WHAT YOU NEED TO DO
Reproduce this listing in full.

DATA SUPPLIED
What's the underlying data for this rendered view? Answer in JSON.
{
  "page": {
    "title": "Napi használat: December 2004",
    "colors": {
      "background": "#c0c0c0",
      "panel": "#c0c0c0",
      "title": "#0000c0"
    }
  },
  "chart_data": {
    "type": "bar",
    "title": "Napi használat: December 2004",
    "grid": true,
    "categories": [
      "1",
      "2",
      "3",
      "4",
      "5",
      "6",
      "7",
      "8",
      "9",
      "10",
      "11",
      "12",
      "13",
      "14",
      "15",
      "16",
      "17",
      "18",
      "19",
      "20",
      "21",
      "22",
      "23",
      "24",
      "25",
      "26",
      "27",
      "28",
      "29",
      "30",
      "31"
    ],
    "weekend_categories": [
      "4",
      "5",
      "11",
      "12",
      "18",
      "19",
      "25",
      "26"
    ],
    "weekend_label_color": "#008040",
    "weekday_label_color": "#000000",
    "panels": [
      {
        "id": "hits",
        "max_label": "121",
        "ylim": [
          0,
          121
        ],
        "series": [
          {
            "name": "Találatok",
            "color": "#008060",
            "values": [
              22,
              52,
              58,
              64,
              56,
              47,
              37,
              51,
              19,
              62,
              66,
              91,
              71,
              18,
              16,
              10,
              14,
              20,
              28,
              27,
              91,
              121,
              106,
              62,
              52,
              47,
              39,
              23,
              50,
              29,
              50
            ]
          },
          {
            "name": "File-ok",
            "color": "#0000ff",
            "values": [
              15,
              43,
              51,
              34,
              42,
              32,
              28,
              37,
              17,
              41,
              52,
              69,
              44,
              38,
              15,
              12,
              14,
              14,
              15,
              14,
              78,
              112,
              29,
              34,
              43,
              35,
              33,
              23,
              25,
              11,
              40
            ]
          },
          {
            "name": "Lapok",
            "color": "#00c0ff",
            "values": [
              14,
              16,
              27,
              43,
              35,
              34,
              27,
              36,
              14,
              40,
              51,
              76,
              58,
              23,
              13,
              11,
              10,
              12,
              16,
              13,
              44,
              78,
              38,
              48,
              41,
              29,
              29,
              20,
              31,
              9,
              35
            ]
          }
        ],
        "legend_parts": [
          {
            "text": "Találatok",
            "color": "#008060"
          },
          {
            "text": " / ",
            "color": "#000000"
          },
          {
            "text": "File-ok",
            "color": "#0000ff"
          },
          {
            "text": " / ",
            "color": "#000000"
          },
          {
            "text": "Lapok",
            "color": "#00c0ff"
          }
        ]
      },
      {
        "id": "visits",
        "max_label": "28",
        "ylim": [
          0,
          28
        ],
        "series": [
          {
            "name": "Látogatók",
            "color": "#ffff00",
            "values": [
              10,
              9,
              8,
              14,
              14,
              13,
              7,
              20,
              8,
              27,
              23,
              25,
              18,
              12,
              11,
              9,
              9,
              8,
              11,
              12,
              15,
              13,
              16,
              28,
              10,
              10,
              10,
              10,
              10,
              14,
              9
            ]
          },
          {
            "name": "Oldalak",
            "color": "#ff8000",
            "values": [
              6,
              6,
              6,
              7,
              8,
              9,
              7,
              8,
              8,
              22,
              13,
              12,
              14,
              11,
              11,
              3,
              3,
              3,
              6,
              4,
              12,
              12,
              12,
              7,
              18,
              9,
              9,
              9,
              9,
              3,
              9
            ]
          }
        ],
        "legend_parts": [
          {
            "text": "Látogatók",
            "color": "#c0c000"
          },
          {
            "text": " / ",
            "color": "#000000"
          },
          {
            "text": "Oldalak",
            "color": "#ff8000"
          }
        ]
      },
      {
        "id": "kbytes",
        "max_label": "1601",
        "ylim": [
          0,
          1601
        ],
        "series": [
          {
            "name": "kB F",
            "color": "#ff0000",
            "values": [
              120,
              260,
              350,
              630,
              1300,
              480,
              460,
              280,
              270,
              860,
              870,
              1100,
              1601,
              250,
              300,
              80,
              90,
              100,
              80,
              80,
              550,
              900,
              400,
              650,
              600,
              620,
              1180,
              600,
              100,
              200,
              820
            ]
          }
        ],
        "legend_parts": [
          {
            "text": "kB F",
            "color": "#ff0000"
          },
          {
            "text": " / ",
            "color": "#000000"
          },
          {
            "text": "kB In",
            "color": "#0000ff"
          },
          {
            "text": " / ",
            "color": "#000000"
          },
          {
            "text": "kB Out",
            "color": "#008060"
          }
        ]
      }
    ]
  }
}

ANSWER FOR THIS EXERCISE
What's the underlying data for this rendered view? Answer in JSON.
{
  "page": {
    "title": "Napi használat: December 2004",
    "colors": {
      "background": "#c0c0c0",
      "panel": "#c0c0c0",
      "title": "#0000c0"
    }
  },
  "chart_data": {
    "type": "bar",
    "title": "Napi használat: December 2004",
    "grid": true,
    "categories": [
      "1",
      "2",
      "3",
      "4",
      "5",
      "6",
      "7",
      "8",
      "9",
      "10",
      "11",
      "12",
      "13",
      "14",
      "15",
      "16",
      "17",
      "18",
      "19",
      "20",
      "21",
      "22",
      "23",
      "24",
      "25",
      "26",
      "27",
      "28",
      "29",
      "30",
      "31"
    ],
    "weekend_categories": [
      "4",
      "5",
      "11",
      "12",
      "18",
      "19",
      "25",
      "26"
    ],
    "weekend_label_color": "#008040",
    "weekday_label_color": "#000000",
    "panels": [
      {
        "id": "hits",
        "max_label": "121",
        "ylim": [
          0,
          121
        ],
        "series": [
          {
            "name": "Találatok",
            "color": "#008060",
            "values": [
              22,
              52,
              58,
              64,
              56,
              47,
              37,
              51,
              19,
              62,
              66,
              91,
              71,
              18,
              16,
              10,
              14,
              20,
              28,
              27,
              91,
              121,
              106,
              62,
              52,
              47,
              39,
              23,
              50,
              29,
              50
            ]
          },
          {
            "name": "File-ok",
            "color": "#0000ff",
            "values": [
              15,
              43,
              51,
              34,
              42,
              32,
              28,
              37,
              17,
              41,
              52,
              69,
              44,
              38,
              15,
              12,
              14,
              14,
              15,
              14,
              78,
              112,
              29,
              34,
              43,
              35,
              33,
              23,
              25,
              11,
              40
            ]
          },
          {
            "name": "Lapok",
            "color": "#00c0ff",
            "values": [
              14,
              16,
              27,
              43,
              35,
              34,
              27,
              36,
              14,
              40,
              51,
              76,
              58,
              23,
              13,
              11,
              10,
              12,
              16,
              13,
              44,
              78,
              38,
              48,
              41,
              29,
              29,
              20,
              31,
              9,
              35
            ]
          }
        ],
        "legend_parts": [
          {
            "text": "Találatok",
            "color": "#008060"
          },
          {
            "text": " / ",
            "color": "#000000"
          },
          {
            "text": "File-ok",
            "color": "#0000ff"
          },
          {
            "text": " / ",
            "color": "#000000"
          },
          {
            "text": "Lapok",
            "color": "#00c0ff"
          }
        ]
      },
      {
        "id": "visits",
        "max_label": "28",
        "ylim": [
          0,
          28
        ],
        "series": [
          {
            "name": "Látogatók",
            "color": "#ffff00",
            "values": [
              10,
              9,
              8,
              14,
              14,
              13,
              7,
              20,
              8,
              27,
              23,
              25,
              18,
              12,
              11,
              9,
              9,
              8,
              11,
              12,
              15,
              13,
              16,
              28,
              10,
              10,
              10,
              10,
              10,
              14,
              9
            ]
          },
          {
            "name": "Oldalak",
            "color": "#ff8000",
            "values": [
              6,
              6,
              6,
              7,
              8,
              9,
              7,
              8,
              8,
              22,
              13,
              12,
              14,
              11,
              11,
              3,
              3,
              3,
              6,
              4,
              12,
              12,
              12,
              7,
              18,
              9,
              9,
              9,
              9,
              3,
              9
            ]
          }
        ],
        "legend_parts": [
          {
            "text": "Látogatók",
            "color": "#c0c000"
          },
          {
            "text": " / ",
            "color": "#000000"
          },
          {
            "text": "Oldalak",
            "color": "#ff8000"
          }
        ]
      },
      {
        "id": "kbytes",
        "max_label": "1601",
        "ylim": [
          0,
          1601
        ],
        "series": [
          {
            "name": "kB F",
            "color": "#ff0000",
            "values": [
              120,
              260,
              350,
              630,
              1300,
              480,
              460,
              280,
              270,
              860,
              870,
              1100,
              1601,
              250,
              300,
              80,
              90,
              100,
              80,
              80,
              550,
              900,
              400,
              650,
              600,
              620,
              1180,
              600,
              100,
              200,
              820
            ]
          }
        ],
        "legend_parts": [
          {
            "text": "kB F",
            "color": "#ff0000"
          },
          {
            "text": " / ",
            "color": "#000000"
          },
          {
            "text": "kB In",
            "color": "#0000ff"
          },
          {
            "text": " / ",
            "color": "#000000"
          },
          {
            "text": "kB Out",
            "color": "#008060"
          }
        ]
      }
    ]
  }
}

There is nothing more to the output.